Consignes:
1. D'après l'extrait sur les révélations de WikiLeaks, à quel quotidien l'ambassadeur David Jacobson a-t-il accordé une entrevue ?
2. Citez, s'il vous plaît, le passage de l'extrait sur les révélations de WikiLeaks qui va de « L'ambassadeur David Jacobson » jusqu'à « que le Canada. » inclus.

Extrait de page:
+++++
Le ministre de la Défense, Peter MacKay, a dit espérer qu'il n'y aurait pas de révélations qui pourraient mettre en danger la vie ou la sécurité des soldats canadiens présentement en guerre contre les insurgés talibans en Afghanistan.

Piètre opinion du Canada?

Quel impact auront les révélations de WikiLeaks sur les relations canado-américaines? On l'ignore pour l'instant, mais des informations ont circulé au cours des dernières heures selon lesquelles les documents en question pourraient démontrer que certains hauts responsables américains ont une piètre opinion du Canada.

Chose certaine, les autorités américaines sont manifestement inquiètes des retombées politiques et diplomatiques de ces révélations dans la mesure où elles ont décidé de prendre les devants en informant de vive voix leurs partenaires et alliés concernés.

L'ambassadeur David Jacobson a soutenu que ces documents contiennent vraisemblablement des «conversations de vestiaire» rédigées par les diplomates américains dans leurs rapports quotidiens à Washington. Il a affirmé que ces «conversations» demeurent secrètes et que celles-ci représentent l'opinion de leurs auteurs et non pas la position du gouvernement américain dans son ensemble.

Dans une entrevue au quotidien The Globe and Mail, M. Jacobson a aussi affirmé que les Canadiens devaient comprendre que les États-Unis n'ont pas de meilleur ami et allié que le Canada.
+++++
Données de prédiction des boîtes englobantes
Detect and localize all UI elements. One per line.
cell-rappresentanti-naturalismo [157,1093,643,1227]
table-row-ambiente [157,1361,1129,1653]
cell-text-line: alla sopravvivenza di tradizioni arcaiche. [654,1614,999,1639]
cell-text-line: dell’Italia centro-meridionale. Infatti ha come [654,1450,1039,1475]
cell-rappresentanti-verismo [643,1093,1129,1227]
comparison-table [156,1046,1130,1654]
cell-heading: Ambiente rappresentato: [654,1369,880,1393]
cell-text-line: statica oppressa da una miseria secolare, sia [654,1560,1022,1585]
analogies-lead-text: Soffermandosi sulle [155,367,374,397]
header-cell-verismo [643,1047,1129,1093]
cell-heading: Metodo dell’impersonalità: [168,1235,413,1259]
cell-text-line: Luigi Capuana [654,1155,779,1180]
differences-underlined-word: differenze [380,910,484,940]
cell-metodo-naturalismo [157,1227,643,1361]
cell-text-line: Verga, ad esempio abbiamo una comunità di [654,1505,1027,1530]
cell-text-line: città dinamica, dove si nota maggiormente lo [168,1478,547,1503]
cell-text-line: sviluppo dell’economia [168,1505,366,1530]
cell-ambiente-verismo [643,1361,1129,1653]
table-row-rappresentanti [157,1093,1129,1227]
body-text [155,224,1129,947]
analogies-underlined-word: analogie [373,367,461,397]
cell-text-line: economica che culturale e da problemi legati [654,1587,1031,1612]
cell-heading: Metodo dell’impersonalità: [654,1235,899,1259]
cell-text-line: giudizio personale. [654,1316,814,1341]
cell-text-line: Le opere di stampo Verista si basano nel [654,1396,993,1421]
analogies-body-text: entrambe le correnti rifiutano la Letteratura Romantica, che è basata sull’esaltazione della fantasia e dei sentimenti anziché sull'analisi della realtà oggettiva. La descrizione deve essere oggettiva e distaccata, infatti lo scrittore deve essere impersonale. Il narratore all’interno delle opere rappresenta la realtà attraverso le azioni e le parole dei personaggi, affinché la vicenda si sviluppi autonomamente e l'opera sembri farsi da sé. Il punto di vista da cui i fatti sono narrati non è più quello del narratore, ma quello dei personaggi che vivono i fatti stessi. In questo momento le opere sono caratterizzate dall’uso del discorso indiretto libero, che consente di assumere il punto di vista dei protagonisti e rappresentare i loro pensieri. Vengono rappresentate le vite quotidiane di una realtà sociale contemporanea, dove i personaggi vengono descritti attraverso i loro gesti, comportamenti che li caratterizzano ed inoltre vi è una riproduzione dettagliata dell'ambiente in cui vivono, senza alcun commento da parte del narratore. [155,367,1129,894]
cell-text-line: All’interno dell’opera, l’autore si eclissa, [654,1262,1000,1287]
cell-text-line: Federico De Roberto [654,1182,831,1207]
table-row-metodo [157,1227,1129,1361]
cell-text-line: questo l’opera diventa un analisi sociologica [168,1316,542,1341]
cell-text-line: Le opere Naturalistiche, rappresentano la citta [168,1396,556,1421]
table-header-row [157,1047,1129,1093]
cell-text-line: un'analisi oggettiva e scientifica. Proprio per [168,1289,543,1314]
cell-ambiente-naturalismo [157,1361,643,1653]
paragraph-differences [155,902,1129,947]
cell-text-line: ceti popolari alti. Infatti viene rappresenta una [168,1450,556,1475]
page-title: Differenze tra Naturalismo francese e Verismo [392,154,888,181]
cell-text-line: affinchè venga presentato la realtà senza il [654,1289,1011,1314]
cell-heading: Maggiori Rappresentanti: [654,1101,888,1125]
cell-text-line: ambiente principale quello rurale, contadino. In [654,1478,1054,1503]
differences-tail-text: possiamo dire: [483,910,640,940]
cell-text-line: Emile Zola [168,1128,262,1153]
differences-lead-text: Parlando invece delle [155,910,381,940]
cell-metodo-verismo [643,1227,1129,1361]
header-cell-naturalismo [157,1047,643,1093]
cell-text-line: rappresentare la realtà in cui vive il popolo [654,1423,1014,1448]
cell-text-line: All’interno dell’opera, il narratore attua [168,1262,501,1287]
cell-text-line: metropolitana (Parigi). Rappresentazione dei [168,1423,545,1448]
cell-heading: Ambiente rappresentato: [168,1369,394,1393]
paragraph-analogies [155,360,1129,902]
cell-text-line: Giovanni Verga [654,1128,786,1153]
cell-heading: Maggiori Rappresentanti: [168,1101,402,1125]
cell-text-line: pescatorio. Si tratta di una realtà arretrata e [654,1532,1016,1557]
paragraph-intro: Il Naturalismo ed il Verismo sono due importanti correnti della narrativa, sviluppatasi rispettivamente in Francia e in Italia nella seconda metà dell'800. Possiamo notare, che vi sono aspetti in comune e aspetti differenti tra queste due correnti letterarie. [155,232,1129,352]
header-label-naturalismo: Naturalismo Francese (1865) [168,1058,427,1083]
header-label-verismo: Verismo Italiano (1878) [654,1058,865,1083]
+++++
Réponses aux activités:
1. Au quotidien The Globe and Mail.

2.
L'ambassadeur David Jacobson a soutenu que ces documents contiennent vraisemblablement des «conversations de vestiaire» rédigées par les diplomates américains dans leurs rapports quotidiens à Washington. Il a affirmé que ces «conversations» demeurent secrètes et que celles-ci représentent l'opinion de leurs auteurs et non pas la position du gouvernement américain dans son ensemble.

Dans une entrevue au quotidien The Globe and Mail, M. Jacobson a aussi affirmé que les Canadiens devaient comprendre que les États-Unis n'ont pas de meilleur ami et allié que le Canada.